● **VOTRE TÂCHE**
Convertissez en CSV à deux colonnes, texte et reponse, la portion du matériel qui va de son début jusqu'à la ligne contenant "The apron pavement A is at (516, 158).", cette ligne comprise. Produisez une ligne par paire texte-réponse, chaque valeur dans un seul champ entre guillemets, avec les sauts de ligne remplacés par des espaces.

══ MATÉRIEL FOURNI ══

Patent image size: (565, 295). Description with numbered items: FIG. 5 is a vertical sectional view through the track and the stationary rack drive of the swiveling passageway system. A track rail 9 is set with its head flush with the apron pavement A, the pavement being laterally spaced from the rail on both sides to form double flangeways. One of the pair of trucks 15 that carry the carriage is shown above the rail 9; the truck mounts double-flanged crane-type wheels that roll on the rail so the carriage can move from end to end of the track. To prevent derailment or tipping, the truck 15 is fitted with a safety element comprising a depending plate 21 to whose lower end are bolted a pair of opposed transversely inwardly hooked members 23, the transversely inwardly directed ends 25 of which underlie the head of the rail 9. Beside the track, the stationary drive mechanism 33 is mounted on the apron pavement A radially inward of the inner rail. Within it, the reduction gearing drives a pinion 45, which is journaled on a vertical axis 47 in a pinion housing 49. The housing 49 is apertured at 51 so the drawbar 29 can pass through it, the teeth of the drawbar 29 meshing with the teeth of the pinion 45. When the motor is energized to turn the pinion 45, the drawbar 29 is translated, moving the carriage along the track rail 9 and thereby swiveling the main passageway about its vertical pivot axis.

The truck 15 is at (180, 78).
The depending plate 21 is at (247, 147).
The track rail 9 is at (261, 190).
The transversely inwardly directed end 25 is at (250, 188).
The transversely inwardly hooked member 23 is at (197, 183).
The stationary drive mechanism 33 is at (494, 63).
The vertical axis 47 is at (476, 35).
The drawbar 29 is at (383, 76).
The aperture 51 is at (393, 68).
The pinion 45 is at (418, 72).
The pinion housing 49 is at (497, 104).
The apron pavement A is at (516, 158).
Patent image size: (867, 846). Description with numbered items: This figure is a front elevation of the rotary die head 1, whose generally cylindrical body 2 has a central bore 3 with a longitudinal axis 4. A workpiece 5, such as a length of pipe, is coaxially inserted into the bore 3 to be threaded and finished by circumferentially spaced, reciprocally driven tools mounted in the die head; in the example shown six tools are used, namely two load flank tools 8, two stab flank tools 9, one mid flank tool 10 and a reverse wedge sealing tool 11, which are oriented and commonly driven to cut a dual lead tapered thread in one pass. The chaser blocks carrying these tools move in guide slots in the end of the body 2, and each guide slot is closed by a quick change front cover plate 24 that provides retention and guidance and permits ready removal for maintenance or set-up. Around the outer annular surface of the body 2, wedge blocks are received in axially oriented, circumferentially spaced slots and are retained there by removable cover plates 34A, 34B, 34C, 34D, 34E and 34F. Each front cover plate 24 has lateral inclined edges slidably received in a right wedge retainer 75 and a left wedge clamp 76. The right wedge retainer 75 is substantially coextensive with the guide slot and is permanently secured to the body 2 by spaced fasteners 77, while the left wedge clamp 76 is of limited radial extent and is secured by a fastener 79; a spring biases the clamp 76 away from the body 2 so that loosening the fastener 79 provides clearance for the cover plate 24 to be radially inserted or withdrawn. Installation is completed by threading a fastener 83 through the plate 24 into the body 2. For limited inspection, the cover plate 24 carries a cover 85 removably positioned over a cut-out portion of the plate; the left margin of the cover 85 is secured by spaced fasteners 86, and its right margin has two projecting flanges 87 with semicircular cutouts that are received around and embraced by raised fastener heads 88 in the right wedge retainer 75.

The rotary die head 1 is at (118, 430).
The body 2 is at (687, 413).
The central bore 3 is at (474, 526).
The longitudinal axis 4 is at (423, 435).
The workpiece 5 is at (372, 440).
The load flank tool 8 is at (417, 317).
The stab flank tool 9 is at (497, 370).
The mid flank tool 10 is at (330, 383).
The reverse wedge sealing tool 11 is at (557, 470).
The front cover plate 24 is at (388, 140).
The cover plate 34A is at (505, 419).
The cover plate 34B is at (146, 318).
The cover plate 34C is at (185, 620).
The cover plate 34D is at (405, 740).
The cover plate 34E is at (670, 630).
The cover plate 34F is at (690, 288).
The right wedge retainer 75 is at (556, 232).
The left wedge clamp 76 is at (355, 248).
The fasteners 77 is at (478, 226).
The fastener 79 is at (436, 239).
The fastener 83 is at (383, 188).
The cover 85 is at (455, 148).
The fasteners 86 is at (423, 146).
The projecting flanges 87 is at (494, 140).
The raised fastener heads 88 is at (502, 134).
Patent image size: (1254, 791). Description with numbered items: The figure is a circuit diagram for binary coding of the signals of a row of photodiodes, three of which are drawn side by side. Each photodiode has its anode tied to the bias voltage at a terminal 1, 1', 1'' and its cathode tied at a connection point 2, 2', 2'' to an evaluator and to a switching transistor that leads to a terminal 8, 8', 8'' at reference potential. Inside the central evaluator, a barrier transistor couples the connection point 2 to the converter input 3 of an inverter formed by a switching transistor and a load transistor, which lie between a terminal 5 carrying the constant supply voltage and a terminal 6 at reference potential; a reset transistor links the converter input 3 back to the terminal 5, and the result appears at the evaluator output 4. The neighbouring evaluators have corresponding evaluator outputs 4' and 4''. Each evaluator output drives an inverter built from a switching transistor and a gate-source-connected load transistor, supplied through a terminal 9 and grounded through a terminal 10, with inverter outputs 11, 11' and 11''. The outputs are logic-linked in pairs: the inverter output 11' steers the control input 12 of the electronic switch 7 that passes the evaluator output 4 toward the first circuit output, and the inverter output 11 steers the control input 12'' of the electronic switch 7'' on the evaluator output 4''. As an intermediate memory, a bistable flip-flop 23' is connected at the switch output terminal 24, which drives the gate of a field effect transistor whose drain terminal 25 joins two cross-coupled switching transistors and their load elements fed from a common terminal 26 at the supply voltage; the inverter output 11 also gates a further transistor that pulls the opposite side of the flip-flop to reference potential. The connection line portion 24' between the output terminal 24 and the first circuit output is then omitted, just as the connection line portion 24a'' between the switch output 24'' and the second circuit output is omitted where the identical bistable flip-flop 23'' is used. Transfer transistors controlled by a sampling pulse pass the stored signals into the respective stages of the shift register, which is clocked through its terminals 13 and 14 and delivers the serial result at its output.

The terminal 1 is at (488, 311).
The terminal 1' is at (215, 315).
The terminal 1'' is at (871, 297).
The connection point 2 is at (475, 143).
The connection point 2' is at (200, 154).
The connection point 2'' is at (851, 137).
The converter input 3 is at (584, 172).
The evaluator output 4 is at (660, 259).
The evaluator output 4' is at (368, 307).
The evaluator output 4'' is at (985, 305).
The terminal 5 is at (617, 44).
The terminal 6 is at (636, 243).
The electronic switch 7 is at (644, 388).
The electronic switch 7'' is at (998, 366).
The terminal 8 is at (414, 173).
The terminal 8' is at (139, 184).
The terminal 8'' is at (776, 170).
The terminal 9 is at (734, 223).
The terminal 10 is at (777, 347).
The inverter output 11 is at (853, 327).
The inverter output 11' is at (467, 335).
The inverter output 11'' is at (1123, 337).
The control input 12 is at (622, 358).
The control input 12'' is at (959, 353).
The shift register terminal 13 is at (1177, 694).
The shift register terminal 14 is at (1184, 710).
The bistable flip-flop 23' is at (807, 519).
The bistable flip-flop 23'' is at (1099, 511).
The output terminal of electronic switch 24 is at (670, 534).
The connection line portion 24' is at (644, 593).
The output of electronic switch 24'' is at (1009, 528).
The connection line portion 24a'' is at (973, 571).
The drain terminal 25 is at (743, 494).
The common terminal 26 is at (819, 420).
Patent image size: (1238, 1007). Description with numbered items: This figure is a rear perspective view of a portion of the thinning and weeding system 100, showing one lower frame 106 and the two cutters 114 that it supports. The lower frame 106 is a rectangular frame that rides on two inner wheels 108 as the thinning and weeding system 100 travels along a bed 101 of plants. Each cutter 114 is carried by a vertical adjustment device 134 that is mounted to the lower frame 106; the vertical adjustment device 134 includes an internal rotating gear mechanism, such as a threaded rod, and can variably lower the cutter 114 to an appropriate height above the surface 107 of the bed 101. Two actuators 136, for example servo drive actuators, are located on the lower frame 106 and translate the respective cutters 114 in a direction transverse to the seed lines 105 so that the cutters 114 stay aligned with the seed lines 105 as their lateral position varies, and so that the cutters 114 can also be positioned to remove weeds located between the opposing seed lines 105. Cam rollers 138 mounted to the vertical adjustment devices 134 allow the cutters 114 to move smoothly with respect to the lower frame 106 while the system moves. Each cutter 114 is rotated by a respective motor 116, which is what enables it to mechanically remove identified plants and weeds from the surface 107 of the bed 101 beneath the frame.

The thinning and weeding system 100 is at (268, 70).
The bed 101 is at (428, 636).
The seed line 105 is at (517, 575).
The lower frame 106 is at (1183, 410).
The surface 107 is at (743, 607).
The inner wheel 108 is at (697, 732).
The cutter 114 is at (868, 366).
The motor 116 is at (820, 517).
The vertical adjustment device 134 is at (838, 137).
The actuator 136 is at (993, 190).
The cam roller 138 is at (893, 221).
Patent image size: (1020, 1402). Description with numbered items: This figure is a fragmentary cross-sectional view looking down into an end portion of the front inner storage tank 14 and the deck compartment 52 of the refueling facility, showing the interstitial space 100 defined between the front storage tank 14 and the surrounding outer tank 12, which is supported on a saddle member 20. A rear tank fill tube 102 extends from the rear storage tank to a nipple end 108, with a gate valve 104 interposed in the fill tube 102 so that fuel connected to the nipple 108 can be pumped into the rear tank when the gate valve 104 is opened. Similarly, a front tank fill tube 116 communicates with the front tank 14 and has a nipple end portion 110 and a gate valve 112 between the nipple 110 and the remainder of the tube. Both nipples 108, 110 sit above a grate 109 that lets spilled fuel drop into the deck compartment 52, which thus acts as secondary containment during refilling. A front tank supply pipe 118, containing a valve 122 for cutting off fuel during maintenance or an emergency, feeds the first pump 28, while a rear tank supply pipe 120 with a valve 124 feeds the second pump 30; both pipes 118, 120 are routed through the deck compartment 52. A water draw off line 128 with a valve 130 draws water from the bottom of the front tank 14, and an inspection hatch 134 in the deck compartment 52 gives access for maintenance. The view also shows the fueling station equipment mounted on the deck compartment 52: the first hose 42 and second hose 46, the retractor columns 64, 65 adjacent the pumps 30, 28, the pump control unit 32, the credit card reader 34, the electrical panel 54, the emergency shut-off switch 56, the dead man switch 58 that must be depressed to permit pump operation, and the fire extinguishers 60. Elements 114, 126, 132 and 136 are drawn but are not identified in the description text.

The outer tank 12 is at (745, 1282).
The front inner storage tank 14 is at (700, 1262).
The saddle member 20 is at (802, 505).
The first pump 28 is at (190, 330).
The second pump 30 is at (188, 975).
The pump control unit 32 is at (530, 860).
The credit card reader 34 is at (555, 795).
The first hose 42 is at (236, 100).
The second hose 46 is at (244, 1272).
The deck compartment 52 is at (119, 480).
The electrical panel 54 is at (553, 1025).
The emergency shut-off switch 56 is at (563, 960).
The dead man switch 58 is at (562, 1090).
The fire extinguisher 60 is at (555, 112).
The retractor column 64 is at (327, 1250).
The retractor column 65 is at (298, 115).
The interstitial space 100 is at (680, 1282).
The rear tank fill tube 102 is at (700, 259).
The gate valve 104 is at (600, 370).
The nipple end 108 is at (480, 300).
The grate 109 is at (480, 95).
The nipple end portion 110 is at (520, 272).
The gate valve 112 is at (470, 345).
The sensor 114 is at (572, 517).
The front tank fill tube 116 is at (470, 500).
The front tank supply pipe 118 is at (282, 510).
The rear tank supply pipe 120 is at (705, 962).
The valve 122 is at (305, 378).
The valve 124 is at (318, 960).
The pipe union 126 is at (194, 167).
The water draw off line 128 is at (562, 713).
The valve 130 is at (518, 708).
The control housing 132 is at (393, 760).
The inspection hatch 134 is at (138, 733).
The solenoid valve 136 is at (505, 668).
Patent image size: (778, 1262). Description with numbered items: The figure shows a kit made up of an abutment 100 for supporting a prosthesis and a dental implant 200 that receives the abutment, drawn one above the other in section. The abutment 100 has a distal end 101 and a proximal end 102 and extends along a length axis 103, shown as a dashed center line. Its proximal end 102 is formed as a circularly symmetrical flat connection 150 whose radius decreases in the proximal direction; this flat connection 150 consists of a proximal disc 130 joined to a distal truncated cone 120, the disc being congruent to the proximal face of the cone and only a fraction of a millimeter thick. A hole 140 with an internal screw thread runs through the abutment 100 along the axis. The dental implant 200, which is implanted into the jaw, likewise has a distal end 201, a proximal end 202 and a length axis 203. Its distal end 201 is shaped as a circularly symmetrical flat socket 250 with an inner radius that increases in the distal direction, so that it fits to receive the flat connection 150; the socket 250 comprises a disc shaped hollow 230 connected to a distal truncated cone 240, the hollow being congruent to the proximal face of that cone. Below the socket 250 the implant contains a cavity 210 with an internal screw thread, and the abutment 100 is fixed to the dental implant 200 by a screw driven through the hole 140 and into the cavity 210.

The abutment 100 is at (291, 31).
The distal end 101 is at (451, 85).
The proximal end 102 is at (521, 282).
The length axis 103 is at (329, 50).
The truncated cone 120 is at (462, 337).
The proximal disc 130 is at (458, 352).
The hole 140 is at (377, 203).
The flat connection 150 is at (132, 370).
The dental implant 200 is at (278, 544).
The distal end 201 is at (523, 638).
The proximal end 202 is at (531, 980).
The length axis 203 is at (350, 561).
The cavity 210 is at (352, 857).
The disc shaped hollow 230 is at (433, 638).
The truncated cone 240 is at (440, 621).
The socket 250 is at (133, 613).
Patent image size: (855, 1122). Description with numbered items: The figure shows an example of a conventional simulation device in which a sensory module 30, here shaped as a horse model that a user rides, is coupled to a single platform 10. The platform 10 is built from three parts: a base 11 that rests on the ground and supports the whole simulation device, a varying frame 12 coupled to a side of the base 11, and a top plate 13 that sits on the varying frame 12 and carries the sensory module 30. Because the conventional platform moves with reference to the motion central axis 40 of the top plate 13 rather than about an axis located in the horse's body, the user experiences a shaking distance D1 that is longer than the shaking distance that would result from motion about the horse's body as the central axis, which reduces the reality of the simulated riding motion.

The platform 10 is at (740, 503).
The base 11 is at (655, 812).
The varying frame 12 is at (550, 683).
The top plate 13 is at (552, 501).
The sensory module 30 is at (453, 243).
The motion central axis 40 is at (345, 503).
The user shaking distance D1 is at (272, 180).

═══

● **SOLUTION DÉTAILLÉE**
texte,reponse
"Patent image size: (565, 295). Description with numbered items: FIG. 5 is a vertical sectional view through the track and the stationary rack drive of the swiveling passageway system. A track rail 9 is set with its head flush with the apron pavement A, the pavement being laterally spaced from the rail on both sides to form double flangeways. One of the pair of trucks 15 that carry the carriage is shown above the rail 9; the truck mounts double-flanged crane-type wheels that roll on the rail so the carriage can move from end to end of the track. To prevent derailment or tipping, the truck 15 is fitted with a safety element comprising a depending plate 21 to whose lower end are bolted a pair of opposed transversely inwardly hooked members 23, the transversely inwardly directed ends 25 of which underlie the head of the rail 9. Beside the track, the stationary drive mechanism 33 is mounted on the apron pavement A radially inward of the inner rail. Within it, the reduction gearing drives a pinion 45, which is journaled on a vertical axis 47 in a pinion housing 49. The housing 49 is apertured at 51 so the drawbar 29 can pass through it, the teeth of the drawbar 29 meshing with the teeth of the pinion 45. When the motor is energized to turn the pinion 45, the drawbar 29 is translated, moving the carriage along the track rail 9 and thereby swiveling the main passageway about its vertical pivot axis.","The truck 15 is at (180, 78). The depending plate 21 is at (247, 147). The track rail 9 is at (261, 190). The transversely inwardly directed end 25 is at (250, 188). The transversely inwardly hooked member 23 is at (197, 183). The stationary drive mechanism 33 is at (494, 63). The vertical axis 47 is at (476, 35). The drawbar 29 is at (383, 76). The aperture 51 is at (393, 68). The pinion 45 is at (418, 72). The pinion housing 49 is at (497, 104). The apron pavement A is at (516, 158)."